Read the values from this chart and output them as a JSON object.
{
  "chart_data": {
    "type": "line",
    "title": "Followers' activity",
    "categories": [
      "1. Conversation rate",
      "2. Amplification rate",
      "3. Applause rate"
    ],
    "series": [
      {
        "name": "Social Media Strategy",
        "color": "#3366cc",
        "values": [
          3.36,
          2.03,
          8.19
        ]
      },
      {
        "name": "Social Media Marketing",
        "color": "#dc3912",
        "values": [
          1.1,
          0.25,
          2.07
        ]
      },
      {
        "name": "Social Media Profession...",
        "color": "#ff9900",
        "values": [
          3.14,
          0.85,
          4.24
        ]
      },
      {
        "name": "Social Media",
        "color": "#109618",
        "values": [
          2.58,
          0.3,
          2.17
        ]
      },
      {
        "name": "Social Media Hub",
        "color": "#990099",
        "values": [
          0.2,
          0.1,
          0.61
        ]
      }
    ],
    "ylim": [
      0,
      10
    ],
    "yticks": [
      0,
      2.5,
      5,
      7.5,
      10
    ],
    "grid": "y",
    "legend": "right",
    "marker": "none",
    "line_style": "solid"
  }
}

=== Work to be completed ===
Please reproduce every line of the material word for word.

=== Task result ===
Read the values from this chart and output them as a JSON object.
{
  "chart_data": {
    "type": "line",
    "title": "Followers' activity",
    "categories": [
      "1. Conversation rate",
      "2. Amplification rate",
      "3. Applause rate"
    ],
    "series": [
      {
        "name": "Social Media Strategy",
        "color": "#3366cc",
        "values": [
          3.36,
          2.03,
          8.19
        ]
      },
      {
        "name": "Social Media Marketing",
        "color": "#dc3912",
        "values": [
          1.1,
          0.25,
          2.07
        ]
      },
      {
        "name": "Social Media Profession...",
        "color": "#ff9900",
        "values": [
          3.14,
          0.85,
          4.24
        ]
      },
      {
        "name": "Social Media",
        "color": "#109618",
        "values": [
          2.58,
          0.3,
          2.17
        ]
      },
      {
        "name": "Social Media Hub",
        "color": "#990099",
        "values": [
          0.2,
          0.1,
          0.61
        ]
      }
    ],
    "ylim": [
      0,
      10
    ],
    "yticks": [
      0,
      2.5,
      5,
      7.5,
      10
    ],
    "grid": "y",
    "legend": "right",
    "marker": "none",
    "line_style": "solid"
  }
}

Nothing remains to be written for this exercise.